**YOUR TASK**:
Work through the material below line by line and say how many lines include the word "high". Only the number, please.

(begin)

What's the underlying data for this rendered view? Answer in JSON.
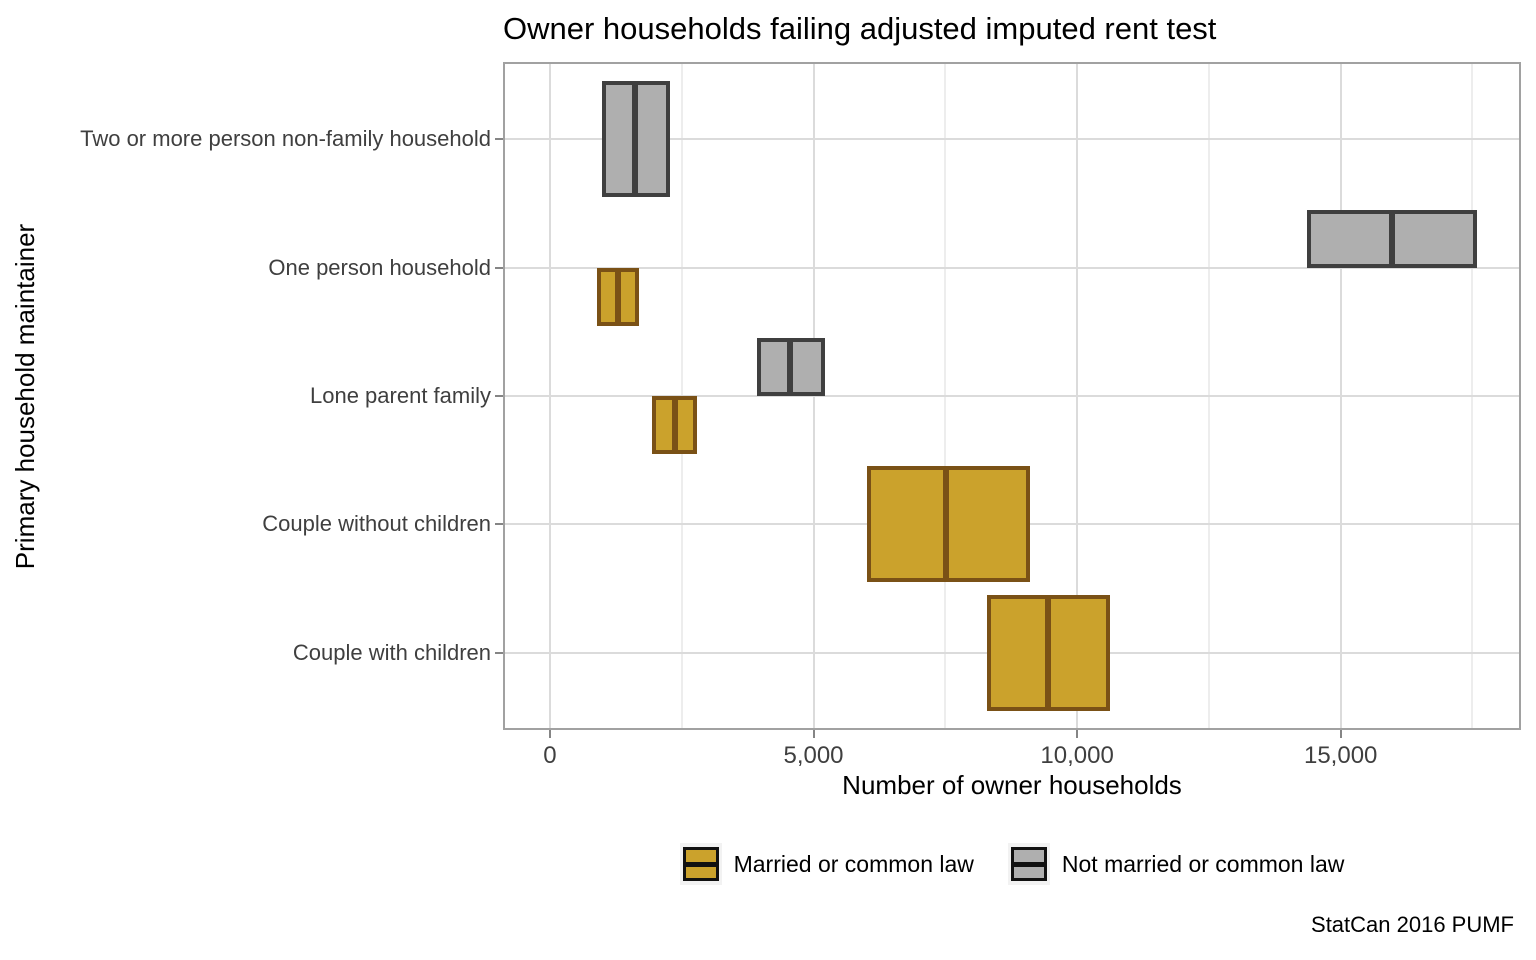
{
  "title": "Owner households failing adjusted imputed rent test",
  "caption": "StatCan 2016 PUMF",
  "axes": {
    "x_title": "Number of owner households",
    "y_title": "Primary household maintainer"
  },
  "legend": {
    "items": [
      {
        "label": "Married or common law",
        "fill": "#CBA22C"
      },
      {
        "label": "Not married or common law",
        "fill": "#AFAFAF"
      }
    ]
  },
  "chart_data": {
    "type": "crossbar",
    "orientation": "horizontal",
    "title": "Owner households failing adjusted imputed rent test",
    "xlabel": "Number of owner households",
    "ylabel": "Primary household maintainer",
    "caption": "StatCan 2016 PUMF",
    "grid": "on",
    "legend_position": "bottom",
    "x_range": [
      -890,
      18420
    ],
    "x_major_ticks": [
      0,
      5000,
      10000,
      15000
    ],
    "x_major_tick_labels": [
      "0",
      "5,000",
      "10,000",
      "15,000"
    ],
    "x_minor_ticks": [
      2500,
      7500,
      12500,
      17500
    ],
    "categories": [
      "Two or more person non-family household",
      "One person household",
      "Lone parent family",
      "Couple without children",
      "Couple with children"
    ],
    "series": [
      {
        "name": "Married or common law",
        "fill": "#CBA22C",
        "stroke": "#7A5116",
        "dodge_slot": "bottom",
        "values": [
          null,
          {
            "low": 890,
            "mid": 1290,
            "high": 1690
          },
          {
            "low": 1940,
            "mid": 2370,
            "high": 2790
          },
          {
            "low": 6020,
            "mid": 7520,
            "high": 9110
          },
          {
            "low": 8290,
            "mid": 9450,
            "high": 10630
          }
        ]
      },
      {
        "name": "Not married or common law",
        "fill": "#AFAFAF",
        "stroke": "#3F3F3F",
        "dodge_slot": "top",
        "values": [
          {
            "low": 990,
            "mid": 1610,
            "high": 2280
          },
          {
            "low": 14370,
            "mid": 15980,
            "high": 17590
          },
          {
            "low": 3930,
            "mid": 4560,
            "high": 5220
          },
          null,
          null
        ]
      }
    ]
  }
}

(end)

**SOLUTION**:
7